> [EXERCISE REQUIREMENTS]
Every entry needs to be printed exactly, please.

----

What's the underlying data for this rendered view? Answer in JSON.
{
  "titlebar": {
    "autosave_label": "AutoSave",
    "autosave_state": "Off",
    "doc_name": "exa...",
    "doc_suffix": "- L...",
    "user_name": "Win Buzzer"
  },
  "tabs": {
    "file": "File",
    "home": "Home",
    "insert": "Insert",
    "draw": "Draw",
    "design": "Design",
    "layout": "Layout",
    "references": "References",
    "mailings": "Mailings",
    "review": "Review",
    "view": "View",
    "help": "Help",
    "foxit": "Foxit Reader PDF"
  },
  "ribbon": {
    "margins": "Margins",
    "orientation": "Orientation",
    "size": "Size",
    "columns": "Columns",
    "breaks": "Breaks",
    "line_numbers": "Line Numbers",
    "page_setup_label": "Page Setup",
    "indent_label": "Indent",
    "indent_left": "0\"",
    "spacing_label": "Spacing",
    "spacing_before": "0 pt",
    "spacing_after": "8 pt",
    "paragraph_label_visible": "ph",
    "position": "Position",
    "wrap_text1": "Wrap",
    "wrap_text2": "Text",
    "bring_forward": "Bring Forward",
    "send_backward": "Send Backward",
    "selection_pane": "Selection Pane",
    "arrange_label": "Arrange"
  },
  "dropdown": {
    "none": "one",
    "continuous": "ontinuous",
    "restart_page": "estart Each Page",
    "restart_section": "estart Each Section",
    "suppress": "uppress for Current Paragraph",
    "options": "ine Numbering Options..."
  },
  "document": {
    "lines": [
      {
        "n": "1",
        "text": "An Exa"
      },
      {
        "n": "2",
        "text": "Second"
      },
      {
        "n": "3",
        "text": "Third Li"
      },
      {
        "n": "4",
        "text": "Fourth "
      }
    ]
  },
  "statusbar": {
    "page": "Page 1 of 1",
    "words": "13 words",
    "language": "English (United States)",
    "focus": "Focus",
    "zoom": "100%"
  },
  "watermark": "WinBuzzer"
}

----

> [EXERCISE ANSWER]
What's the underlying data for this rendered view? Answer in JSON.
{
  "titlebar": {
    "autosave_label": "AutoSave",
    "autosave_state": "Off",
    "doc_name": "exa...",
    "doc_suffix": "- L...",
    "user_name": "Win Buzzer"
  },
  "tabs": {
    "file": "File",
    "home": "Home",
    "insert": "Insert",
    "draw": "Draw",
    "design": "Design",
    "layout": "Layout",
    "references": "References",
    "mailings": "Mailings",
    "review": "Review",
    "view": "View",
    "help": "Help",
    "foxit": "Foxit Reader PDF"
  },
  "ribbon": {
    "margins": "Margins",
    "orientation": "Orientation",
    "size": "Size",
    "columns": "Columns",
    "breaks": "Breaks",
    "line_numbers": "Line Numbers",
    "page_setup_label": "Page Setup",
    "indent_label": "Indent",
    "indent_left": "0\"",
    "spacing_label": "Spacing",
    "spacing_before": "0 pt",
    "spacing_after": "8 pt",
    "paragraph_label_visible": "ph",
    "position": "Position",
    "wrap_text1": "Wrap",
    "wrap_text2": "Text",
    "bring_forward": "Bring Forward",
    "send_backward": "Send Backward",
    "selection_pane": "Selection Pane",
    "arrange_label": "Arrange"
  },
  "dropdown": {
    "none": "one",
    "continuous": "ontinuous",
    "restart_page": "estart Each Page",
    "restart_section": "estart Each Section",
    "suppress": "uppress for Current Paragraph",
    "options": "ine Numbering Options..."
  },
  "document": {
    "lines": [
      {
        "n": "1",
        "text": "An Exa"
      },
      {
        "n": "2",
        "text": "Second"
      },
      {
        "n": "3",
        "text": "Third Li"
      },
      {
        "n": "4",
        "text": "Fourth "
      }
    ]
  },
  "statusbar": {
    "page": "Page 1 of 1",
    "words": "13 words",
    "language": "English (United States)",
    "focus": "Focus",
    "zoom": "100%"
  },
  "watermark": "WinBuzzer"
}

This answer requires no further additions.